AVAILABLE DATA:
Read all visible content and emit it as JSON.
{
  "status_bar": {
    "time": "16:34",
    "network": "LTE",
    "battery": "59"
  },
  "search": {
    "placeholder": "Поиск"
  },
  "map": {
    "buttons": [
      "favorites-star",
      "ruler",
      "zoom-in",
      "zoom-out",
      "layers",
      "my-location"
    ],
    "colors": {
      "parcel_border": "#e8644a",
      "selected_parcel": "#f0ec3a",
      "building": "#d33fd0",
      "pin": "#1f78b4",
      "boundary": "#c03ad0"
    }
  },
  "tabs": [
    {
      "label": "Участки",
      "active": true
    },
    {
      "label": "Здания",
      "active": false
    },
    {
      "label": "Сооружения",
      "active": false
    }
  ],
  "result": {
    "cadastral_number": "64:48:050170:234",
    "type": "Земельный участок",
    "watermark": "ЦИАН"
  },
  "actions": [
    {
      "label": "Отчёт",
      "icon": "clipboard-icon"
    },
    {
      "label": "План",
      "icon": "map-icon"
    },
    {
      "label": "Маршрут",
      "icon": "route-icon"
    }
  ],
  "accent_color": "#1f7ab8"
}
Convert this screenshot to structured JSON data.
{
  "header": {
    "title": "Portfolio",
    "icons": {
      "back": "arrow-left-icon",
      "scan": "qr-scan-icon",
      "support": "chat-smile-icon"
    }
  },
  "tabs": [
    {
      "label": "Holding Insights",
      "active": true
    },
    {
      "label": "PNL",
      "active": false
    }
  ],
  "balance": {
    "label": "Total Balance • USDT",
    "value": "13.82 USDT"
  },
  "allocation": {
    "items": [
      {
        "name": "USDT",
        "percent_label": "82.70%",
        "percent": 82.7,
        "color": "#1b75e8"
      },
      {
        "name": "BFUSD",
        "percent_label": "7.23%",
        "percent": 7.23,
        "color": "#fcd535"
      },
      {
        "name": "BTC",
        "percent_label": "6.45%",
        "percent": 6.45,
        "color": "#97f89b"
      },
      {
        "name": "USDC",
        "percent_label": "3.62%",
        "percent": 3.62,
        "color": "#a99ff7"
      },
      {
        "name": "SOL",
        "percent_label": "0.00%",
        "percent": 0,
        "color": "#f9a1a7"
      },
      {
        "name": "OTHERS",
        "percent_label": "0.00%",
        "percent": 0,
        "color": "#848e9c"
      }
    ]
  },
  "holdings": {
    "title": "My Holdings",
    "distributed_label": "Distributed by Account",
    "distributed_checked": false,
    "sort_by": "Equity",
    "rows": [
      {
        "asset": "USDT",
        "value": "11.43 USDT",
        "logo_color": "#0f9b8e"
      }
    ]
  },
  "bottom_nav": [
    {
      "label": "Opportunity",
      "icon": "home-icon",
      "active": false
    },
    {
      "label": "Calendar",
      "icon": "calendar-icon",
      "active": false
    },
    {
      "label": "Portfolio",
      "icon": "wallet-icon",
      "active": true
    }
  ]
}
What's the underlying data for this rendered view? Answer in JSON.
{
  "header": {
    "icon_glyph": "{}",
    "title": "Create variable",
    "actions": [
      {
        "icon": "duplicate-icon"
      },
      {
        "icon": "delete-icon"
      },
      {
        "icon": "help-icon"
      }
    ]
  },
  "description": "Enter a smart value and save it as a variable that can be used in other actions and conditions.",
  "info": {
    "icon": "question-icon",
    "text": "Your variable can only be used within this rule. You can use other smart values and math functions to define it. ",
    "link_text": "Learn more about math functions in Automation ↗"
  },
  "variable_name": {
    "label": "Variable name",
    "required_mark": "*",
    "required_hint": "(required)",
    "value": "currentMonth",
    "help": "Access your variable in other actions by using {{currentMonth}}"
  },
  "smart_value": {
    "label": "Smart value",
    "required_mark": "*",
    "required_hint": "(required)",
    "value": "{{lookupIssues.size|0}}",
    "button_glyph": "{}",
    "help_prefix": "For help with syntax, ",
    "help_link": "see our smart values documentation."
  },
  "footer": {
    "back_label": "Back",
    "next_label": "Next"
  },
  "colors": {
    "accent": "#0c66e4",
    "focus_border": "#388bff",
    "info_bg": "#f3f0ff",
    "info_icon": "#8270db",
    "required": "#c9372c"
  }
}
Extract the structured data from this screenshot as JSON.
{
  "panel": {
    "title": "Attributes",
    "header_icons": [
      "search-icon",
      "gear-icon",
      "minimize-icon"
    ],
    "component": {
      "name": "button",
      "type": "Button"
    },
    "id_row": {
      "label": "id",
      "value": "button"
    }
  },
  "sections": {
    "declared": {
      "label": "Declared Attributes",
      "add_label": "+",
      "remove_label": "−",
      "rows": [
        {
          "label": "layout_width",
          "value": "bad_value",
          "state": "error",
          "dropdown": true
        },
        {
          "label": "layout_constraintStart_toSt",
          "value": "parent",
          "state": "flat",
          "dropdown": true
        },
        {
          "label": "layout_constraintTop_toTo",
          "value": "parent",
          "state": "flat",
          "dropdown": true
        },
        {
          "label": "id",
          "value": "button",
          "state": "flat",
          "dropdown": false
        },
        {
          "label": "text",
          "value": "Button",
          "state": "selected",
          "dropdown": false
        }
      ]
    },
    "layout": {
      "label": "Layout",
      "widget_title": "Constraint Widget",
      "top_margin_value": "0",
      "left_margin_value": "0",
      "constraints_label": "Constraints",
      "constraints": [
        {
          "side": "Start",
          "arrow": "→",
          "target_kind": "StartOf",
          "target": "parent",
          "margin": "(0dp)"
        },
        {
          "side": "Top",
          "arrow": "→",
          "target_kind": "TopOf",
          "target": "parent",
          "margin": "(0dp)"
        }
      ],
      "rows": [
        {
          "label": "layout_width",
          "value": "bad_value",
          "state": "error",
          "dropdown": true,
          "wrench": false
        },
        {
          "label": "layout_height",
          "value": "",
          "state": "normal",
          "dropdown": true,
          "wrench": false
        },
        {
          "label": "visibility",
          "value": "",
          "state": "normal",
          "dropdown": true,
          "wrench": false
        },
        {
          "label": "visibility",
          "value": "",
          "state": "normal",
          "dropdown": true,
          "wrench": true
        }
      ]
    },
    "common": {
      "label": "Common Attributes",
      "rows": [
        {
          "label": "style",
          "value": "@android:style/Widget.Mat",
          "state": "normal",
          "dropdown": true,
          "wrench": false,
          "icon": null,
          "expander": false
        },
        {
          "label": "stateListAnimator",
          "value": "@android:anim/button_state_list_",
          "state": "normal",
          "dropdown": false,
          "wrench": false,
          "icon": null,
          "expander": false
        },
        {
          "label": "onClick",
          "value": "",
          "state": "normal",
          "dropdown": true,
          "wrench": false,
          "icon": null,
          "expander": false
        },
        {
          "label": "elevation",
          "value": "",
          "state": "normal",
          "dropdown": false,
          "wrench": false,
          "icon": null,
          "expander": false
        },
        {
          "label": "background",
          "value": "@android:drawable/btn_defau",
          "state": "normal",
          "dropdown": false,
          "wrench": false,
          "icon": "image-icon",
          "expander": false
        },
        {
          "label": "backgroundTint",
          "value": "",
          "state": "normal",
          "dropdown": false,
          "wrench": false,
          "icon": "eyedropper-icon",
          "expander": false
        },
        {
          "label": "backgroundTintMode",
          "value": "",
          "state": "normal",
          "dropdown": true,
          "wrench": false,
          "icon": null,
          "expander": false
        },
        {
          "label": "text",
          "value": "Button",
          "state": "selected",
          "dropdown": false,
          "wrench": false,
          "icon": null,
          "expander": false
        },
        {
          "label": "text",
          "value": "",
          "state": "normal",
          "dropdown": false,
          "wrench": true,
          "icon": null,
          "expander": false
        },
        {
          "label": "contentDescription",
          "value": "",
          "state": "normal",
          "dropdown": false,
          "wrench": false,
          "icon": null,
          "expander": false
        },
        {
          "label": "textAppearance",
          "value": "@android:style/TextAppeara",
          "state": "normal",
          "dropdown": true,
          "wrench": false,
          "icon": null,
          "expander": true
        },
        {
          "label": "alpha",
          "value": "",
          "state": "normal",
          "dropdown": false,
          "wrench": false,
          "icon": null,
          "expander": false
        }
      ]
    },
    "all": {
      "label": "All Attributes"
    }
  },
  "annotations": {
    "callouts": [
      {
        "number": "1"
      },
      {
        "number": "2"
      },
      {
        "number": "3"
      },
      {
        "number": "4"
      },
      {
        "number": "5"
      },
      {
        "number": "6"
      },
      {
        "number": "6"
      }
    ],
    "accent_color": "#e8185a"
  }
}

WHAT IS EXPECTED:
Pick out each line containing the string "used" and copy it.

SOLUTION BELOW:
  "description": "Enter a smart value and save it as a variable that can be used in other actions and conditions.",
    "text": "Your variable can only be used within this rule. You can use other smart values and math functions to define it. ",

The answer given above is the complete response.